> _Aim of the task_:
Print each of the entries exactly, leaving nothing out.

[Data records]

──────────

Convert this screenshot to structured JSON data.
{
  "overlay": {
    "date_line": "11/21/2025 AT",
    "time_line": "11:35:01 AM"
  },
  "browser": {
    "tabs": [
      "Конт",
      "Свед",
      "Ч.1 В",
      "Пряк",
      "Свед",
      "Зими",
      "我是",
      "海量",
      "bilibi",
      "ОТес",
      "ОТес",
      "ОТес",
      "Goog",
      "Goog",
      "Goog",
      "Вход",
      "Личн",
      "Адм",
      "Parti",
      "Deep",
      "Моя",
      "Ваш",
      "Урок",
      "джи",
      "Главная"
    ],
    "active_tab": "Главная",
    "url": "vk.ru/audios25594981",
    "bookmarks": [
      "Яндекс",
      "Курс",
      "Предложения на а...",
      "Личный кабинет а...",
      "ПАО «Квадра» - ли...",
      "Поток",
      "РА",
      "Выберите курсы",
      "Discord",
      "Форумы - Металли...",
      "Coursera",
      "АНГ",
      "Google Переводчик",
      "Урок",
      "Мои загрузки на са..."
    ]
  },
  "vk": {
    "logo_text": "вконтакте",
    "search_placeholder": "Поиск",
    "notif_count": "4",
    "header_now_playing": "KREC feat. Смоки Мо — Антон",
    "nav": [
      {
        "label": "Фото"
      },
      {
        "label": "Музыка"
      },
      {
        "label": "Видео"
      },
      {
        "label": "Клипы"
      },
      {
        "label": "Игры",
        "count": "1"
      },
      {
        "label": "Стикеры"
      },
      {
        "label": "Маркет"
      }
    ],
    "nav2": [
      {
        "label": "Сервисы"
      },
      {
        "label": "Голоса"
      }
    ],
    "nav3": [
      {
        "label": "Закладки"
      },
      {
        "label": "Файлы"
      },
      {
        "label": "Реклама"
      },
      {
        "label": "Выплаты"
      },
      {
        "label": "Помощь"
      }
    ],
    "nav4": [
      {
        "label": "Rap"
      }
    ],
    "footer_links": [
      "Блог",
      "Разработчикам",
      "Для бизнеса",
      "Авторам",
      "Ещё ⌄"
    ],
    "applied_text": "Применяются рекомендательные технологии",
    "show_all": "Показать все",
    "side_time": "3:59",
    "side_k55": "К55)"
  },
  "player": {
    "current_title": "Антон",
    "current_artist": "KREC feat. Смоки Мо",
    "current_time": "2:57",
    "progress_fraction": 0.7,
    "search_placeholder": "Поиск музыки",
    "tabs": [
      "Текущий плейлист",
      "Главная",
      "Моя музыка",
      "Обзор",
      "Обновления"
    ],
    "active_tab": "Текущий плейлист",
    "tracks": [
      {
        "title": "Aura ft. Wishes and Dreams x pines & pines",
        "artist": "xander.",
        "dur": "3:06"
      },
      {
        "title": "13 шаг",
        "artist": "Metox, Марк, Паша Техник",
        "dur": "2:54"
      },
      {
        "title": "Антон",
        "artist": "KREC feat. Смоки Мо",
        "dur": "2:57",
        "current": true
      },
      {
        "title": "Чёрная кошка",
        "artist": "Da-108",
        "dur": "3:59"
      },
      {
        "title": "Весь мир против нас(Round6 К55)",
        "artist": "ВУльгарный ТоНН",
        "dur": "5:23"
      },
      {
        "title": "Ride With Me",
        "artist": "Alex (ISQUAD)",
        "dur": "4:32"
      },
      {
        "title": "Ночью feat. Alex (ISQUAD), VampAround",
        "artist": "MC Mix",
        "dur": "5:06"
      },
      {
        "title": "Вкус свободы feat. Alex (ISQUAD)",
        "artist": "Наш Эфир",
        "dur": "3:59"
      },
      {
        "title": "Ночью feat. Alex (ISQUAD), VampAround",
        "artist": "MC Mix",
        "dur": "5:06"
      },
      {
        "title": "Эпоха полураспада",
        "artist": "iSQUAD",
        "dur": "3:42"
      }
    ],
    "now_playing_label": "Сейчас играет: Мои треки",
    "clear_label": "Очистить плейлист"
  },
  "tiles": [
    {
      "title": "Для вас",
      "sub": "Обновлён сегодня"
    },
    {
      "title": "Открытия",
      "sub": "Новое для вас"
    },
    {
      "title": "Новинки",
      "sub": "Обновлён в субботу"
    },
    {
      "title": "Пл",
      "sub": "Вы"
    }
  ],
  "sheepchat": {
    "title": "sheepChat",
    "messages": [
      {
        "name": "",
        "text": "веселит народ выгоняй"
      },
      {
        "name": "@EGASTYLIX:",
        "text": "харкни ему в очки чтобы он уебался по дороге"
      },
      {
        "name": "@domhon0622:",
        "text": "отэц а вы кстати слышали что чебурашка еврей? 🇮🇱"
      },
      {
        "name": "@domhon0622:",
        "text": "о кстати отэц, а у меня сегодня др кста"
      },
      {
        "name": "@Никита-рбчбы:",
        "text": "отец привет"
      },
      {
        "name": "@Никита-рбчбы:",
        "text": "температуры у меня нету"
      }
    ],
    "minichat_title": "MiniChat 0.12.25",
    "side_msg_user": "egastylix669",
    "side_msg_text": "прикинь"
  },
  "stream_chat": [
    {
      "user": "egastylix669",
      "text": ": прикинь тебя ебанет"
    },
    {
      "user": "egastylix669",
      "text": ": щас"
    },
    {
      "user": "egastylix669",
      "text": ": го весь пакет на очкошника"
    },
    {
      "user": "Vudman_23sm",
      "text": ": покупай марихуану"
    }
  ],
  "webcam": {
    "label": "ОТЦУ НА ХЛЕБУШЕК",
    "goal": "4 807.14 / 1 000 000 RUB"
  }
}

──────────

> _Task output_:
Convert this screenshot to structured JSON data.
{
  "overlay": {
    "date_line": "11/21/2025 AT",
    "time_line": "11:35:01 AM"
  },
  "browser": {
    "tabs": [
      "Конт",
      "Свед",
      "Ч.1 В",
      "Пряк",
      "Свед",
      "Зими",
      "我是",
      "海量",
      "bilibi",
      "ОТес",
      "ОТес",
      "ОТес",
      "Goog",
      "Goog",
      "Goog",
      "Вход",
      "Личн",
      "Адм",
      "Parti",
      "Deep",
      "Моя",
      "Ваш",
      "Урок",
      "джи",
      "Главная"
    ],
    "active_tab": "Главная",
    "url": "vk.ru/audios25594981",
    "bookmarks": [
      "Яндекс",
      "Курс",
      "Предложения на а...",
      "Личный кабинет а...",
      "ПАО «Квадра» - ли...",
      "Поток",
      "РА",
      "Выберите курсы",
      "Discord",
      "Форумы - Металли...",
      "Coursera",
      "АНГ",
      "Google Переводчик",
      "Урок",
      "Мои загрузки на са..."
    ]
  },
  "vk": {
    "logo_text": "вконтакте",
    "search_placeholder": "Поиск",
    "notif_count": "4",
    "header_now_playing": "KREC feat. Смоки Мо — Антон",
    "nav": [
      {
        "label": "Фото"
      },
      {
        "label": "Музыка"
      },
      {
        "label": "Видео"
      },
      {
        "label": "Клипы"
      },
      {
        "label": "Игры",
        "count": "1"
      },
      {
        "label": "Стикеры"
      },
      {
        "label": "Маркет"
      }
    ],
    "nav2": [
      {
        "label": "Сервисы"
      },
      {
        "label": "Голоса"
      }
    ],
    "nav3": [
      {
        "label": "Закладки"
      },
      {
        "label": "Файлы"
      },
      {
        "label": "Реклама"
      },
      {
        "label": "Выплаты"
      },
      {
        "label": "Помощь"
      }
    ],
    "nav4": [
      {
        "label": "Rap"
      }
    ],
    "footer_links": [
      "Блог",
      "Разработчикам",
      "Для бизнеса",
      "Авторам",
      "Ещё ⌄"
    ],
    "applied_text": "Применяются рекомендательные технологии",
    "show_all": "Показать все",
    "side_time": "3:59",
    "side_k55": "К55)"
  },
  "player": {
    "current_title": "Антон",
    "current_artist": "KREC feat. Смоки Мо",
    "current_time": "2:57",
    "progress_fraction": 0.7,
    "search_placeholder": "Поиск музыки",
    "tabs": [
      "Текущий плейлист",
      "Главная",
      "Моя музыка",
      "Обзор",
      "Обновления"
    ],
    "active_tab": "Текущий плейлист",
    "tracks": [
      {
        "title": "Aura ft. Wishes and Dreams x pines & pines",
        "artist": "xander.",
        "dur": "3:06"
      },
      {
        "title": "13 шаг",
        "artist": "Metox, Марк, Паша Техник",
        "dur": "2:54"
      },
      {
        "title": "Антон",
        "artist": "KREC feat. Смоки Мо",
        "dur": "2:57",
        "current": true
      },
      {
        "title": "Чёрная кошка",
        "artist": "Da-108",
        "dur": "3:59"
      },
      {
        "title": "Весь мир против нас(Round6 К55)",
        "artist": "ВУльгарный ТоНН",
        "dur": "5:23"
      },
      {
        "title": "Ride With Me",
        "artist": "Alex (ISQUAD)",
        "dur": "4:32"
      },
      {
        "title": "Ночью feat. Alex (ISQUAD), VampAround",
        "artist": "MC Mix",
        "dur": "5:06"
      },
      {
        "title": "Вкус свободы feat. Alex (ISQUAD)",
        "artist": "Наш Эфир",
        "dur": "3:59"
      },
      {
        "title": "Ночью feat. Alex (ISQUAD), VampAround",
        "artist": "MC Mix",
        "dur": "5:06"
      },
      {
        "title": "Эпоха полураспада",
        "artist": "iSQUAD",
        "dur": "3:42"
      }
    ],
    "now_playing_label": "Сейчас играет: Мои треки",
    "clear_label": "Очистить плейлист"
  },
  "tiles": [
    {
      "title": "Для вас",
      "sub": "Обновлён сегодня"
    },
    {
      "title": "Открытия",
      "sub": "Новое для вас"
    },
    {
      "title": "Новинки",
      "sub": "Обновлён в субботу"
    },
    {
      "title": "Пл",
      "sub": "Вы"
    }
  ],
  "sheepchat": {
    "title": "sheepChat",
    "messages": [
      {
        "name": "",
        "text": "веселит народ выгоняй"
      },
      {
        "name": "@EGASTYLIX:",
        "text": "харкни ему в очки чтобы он уебался по дороге"
      },
      {
        "name": "@domhon0622:",
        "text": "отэц а вы кстати слышали что чебурашка еврей? 🇮🇱"
      },
      {
        "name": "@domhon0622:",
        "text": "о кстати отэц, а у меня сегодня др кста"
      },
      {
        "name": "@Никита-рбчбы:",
        "text": "отец привет"
      },
      {
        "name": "@Никита-рбчбы:",
        "text": "температуры у меня нету"
      }
    ],
    "minichat_title": "MiniChat 0.12.25",
    "side_msg_user": "egastylix669",
    "side_msg_text": "прикинь"
  },
  "stream_chat": [
    {
      "user": "egastylix669",
      "text": ": прикинь тебя ебанет"
    },
    {
      "user": "egastylix669",
      "text": ": щас"
    },
    {
      "user": "egastylix669",
      "text": ": го весь пакет на очкошника"
    },
    {
      "user": "Vudman_23sm",
      "text": ": покупай марихуану"
    }
  ],
  "webcam": {
    "label": "ОТЦУ НА ХЛЕБУШЕК",
    "goal": "4 807.14 / 1 000 000 RUB"
  }
}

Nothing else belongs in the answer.